I also like to use a design like your second dart head, it seems to work well.

Posted: Mon Aug 04, 2008 7:44 am
by Hotwired
Silver (high carbon) steel with a hardened tip (after sharpening it of course) should do it against stainless steel if the tungsten tip doesn't work out.

Posted: Mon Aug 04, 2008 7:50 am
by Gippeto
@ spudfarm, I think the angle on the "finned" dart will be best for the intended purpose. The shorter the tapered portion is, the more force it will take to change its shape.

Also, how are you heat treating and tempering your darts?

The dart you showed that had been fired, looks as though it was still pretty soft.

A pretty good article on heat treating;

http://www.dfoggknives.com/hardening.htm

Posted: Mon Aug 04, 2008 7:55 am
by SpudFarm
hotwired: it is made of a rusty 1cm thick rod that i polished, what i fear with the tungsten tip is that it gets toren open around the tungsten tip.

thunderlord: when i hardened my dart i heated them so much that i could see the cracks in the steel on the red glowing steel and then dropped them in water.

if i get time i may take a pic to show how sickly thick the target plate is

Posted: Mon Aug 04, 2008 8:09 am
by Ragnarok
Hotwired wrote:Silver (high carbon) steel with a hardened tip (after sharpening it of course) should do it against stainless steel if the tungsten tip doesn't work out.
Heh. If the tungsten tip can't beat it, silver steel won't either.

I've been looking over the numbers. For something like this, a good point angle is in the 25-30 degree range - strong enough to take the forces involved, but sharp enough to be able to penetrate.
If you've got a tungsten point, you might even want to go down to 20 degrees, but don't exceed 30, you're making trouble for yourself if you do.

Posted: Mon Aug 04, 2008 8:18 am
by SpudFarm
i guess i have to make a tungsten tiped one..

i also have another idea to get tool steel. the one the longest down sharpened and fin stabilized.

before i go over to range shooting (my target is tiny) i have to do spme point blank and find the perfect angle to a better dart.

i will take your tips ragnarok, i think i go for the 30 and 35 degree with tungsten tip and look what it does.

Image

side question- will two pieces of stainless 1/4" plate bolted to a hardened 1/2" plate make a 1" taget or is there anything i miss there?

Posted: Mon Aug 04, 2008 8:54 am
by Hotwired
Ragnarok wrote:
Hotwired wrote:Silver (high carbon) steel with a hardened tip (after sharpening it of course) should do it against stainless steel if the tungsten tip doesn't work out.
If the tungsten tip can't beat it, silver steel won't either.

Extracted information:
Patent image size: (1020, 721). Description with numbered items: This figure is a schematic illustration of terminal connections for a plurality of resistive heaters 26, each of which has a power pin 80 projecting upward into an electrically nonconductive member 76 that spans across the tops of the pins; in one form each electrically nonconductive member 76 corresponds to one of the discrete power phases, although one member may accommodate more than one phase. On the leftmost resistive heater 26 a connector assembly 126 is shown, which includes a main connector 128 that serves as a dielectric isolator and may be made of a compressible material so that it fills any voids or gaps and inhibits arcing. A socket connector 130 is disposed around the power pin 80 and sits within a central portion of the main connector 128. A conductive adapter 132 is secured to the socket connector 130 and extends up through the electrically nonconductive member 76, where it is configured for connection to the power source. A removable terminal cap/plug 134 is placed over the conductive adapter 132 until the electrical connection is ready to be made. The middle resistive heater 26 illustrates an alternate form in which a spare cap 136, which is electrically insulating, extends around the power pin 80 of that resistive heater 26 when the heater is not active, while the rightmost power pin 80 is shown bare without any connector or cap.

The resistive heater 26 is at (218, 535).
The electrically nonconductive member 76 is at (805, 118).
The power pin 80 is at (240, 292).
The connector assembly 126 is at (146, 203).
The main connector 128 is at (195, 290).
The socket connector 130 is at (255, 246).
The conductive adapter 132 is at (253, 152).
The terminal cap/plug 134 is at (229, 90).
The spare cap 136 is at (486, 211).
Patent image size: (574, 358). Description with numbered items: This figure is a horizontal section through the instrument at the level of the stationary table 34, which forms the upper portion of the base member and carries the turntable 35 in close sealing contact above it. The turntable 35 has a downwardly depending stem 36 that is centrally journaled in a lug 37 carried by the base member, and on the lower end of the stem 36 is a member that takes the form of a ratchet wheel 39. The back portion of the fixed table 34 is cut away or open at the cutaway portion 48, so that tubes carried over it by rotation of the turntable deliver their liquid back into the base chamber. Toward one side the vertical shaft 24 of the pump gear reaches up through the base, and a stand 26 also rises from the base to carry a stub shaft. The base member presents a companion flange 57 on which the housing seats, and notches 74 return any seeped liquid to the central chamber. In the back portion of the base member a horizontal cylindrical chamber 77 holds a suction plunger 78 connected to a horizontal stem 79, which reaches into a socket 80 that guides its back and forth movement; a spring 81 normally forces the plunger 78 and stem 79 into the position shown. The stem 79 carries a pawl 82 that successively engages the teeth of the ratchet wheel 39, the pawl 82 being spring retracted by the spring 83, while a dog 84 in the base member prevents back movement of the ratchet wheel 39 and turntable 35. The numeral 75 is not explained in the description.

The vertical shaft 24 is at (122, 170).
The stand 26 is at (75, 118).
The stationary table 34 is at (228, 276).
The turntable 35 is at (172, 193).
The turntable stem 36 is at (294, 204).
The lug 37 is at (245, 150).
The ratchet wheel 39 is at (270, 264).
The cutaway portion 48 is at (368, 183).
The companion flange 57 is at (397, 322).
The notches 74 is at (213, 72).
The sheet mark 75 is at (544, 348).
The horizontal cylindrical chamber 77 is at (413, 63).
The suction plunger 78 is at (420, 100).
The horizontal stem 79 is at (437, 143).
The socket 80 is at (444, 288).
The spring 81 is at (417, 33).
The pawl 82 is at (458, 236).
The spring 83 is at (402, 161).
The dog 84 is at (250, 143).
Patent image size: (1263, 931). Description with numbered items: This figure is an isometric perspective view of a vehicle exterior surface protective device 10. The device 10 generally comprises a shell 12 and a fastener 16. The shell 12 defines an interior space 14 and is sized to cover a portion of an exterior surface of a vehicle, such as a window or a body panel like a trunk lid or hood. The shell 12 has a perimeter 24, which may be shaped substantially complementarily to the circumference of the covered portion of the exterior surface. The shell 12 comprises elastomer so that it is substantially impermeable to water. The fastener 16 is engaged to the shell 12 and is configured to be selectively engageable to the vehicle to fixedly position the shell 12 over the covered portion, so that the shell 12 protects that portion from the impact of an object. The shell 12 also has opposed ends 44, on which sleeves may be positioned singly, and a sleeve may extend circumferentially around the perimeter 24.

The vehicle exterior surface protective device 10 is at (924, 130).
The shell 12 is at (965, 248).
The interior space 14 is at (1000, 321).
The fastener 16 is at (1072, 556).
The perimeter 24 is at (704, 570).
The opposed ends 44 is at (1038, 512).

Problem details:
In the forum thread on dart tips, what range of point angles does Ragnarok call good? None of the data is needed here.

Result of this task:
25 to 30 degrees.